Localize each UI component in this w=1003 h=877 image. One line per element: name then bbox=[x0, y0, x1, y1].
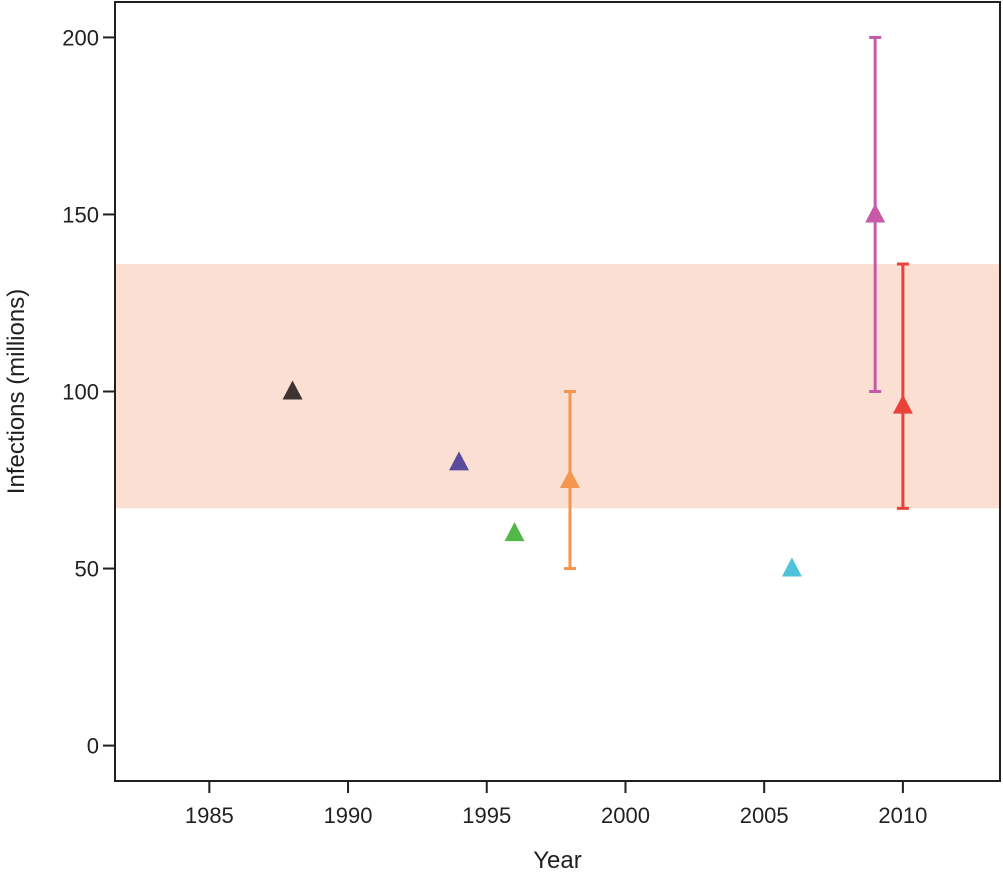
x-tick-label: 1995 bbox=[462, 803, 511, 828]
data-point-triangle bbox=[282, 380, 303, 400]
data-point-triangle bbox=[865, 203, 886, 223]
data-point-triangle bbox=[892, 394, 913, 414]
data-point-triangle bbox=[504, 522, 525, 542]
x-tick-label: 1990 bbox=[324, 803, 373, 828]
shaded-range-band-layer bbox=[115, 264, 1000, 509]
y-tick-label: 150 bbox=[62, 202, 99, 227]
y-axis-title: Infections (millions) bbox=[3, 289, 30, 494]
y-tick-label: 50 bbox=[75, 557, 99, 582]
x-tick-label: 2000 bbox=[601, 803, 650, 828]
data-point-triangle bbox=[449, 451, 470, 471]
y-tick-label: 200 bbox=[62, 25, 99, 50]
data-point-triangle bbox=[781, 557, 802, 577]
x-tick-label: 1985 bbox=[185, 803, 234, 828]
x-tick-label: 2005 bbox=[740, 803, 789, 828]
y-tick-label: 100 bbox=[62, 380, 99, 405]
shaded-range-band bbox=[115, 264, 1000, 509]
axes-layer: 0 50 100 150 200 1985 1990 1995 2000 2005 2010 bbox=[62, 1, 1001, 828]
x-axis-title: Year bbox=[533, 847, 582, 874]
data-point-triangle bbox=[559, 469, 580, 489]
data-marks-layer bbox=[282, 35, 913, 577]
x-tick-label: 2010 bbox=[878, 803, 927, 828]
y-tick-label: 0 bbox=[87, 734, 99, 759]
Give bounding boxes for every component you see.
※ ※ ※
*Given task*.
Set down every row above word for word, leaving out the pictures.

*Task answer*.
Localize each UI component in this w=1003 h=877 image. One line per element: name then bbox=[x0, y0, x1, y1].
x-tick-label: 1995 bbox=[462, 803, 511, 828]
data-point-triangle bbox=[282, 380, 303, 400]
data-point-triangle bbox=[865, 203, 886, 223]
data-point-triangle bbox=[892, 394, 913, 414]
data-point-triangle bbox=[504, 522, 525, 542]
x-tick-label: 1990 bbox=[324, 803, 373, 828]
shaded-range-band-layer bbox=[115, 264, 1000, 509]
y-tick-label: 150 bbox=[62, 202, 99, 227]
y-axis-title: Infections (millions) bbox=[3, 289, 30, 494]
y-tick-label: 50 bbox=[75, 557, 99, 582]
x-tick-label: 2000 bbox=[601, 803, 650, 828]
data-point-triangle bbox=[449, 451, 470, 471]
y-tick-label: 200 bbox=[62, 25, 99, 50]
data-point-triangle bbox=[781, 557, 802, 577]
x-tick-label: 1985 bbox=[185, 803, 234, 828]
x-tick-label: 2005 bbox=[740, 803, 789, 828]
y-tick-label: 100 bbox=[62, 380, 99, 405]
shaded-range-band bbox=[115, 264, 1000, 509]
axes-layer: 0 50 100 150 200 1985 1990 1995 2000 2005 2010 bbox=[62, 1, 1001, 828]
x-axis-title: Year bbox=[533, 847, 582, 874]
data-point-triangle bbox=[559, 469, 580, 489]
data-marks-layer bbox=[282, 35, 913, 577]
x-tick-label: 2010 bbox=[878, 803, 927, 828]
y-tick-label: 0 bbox=[87, 734, 99, 759]
Give bounding boxes for every component you see.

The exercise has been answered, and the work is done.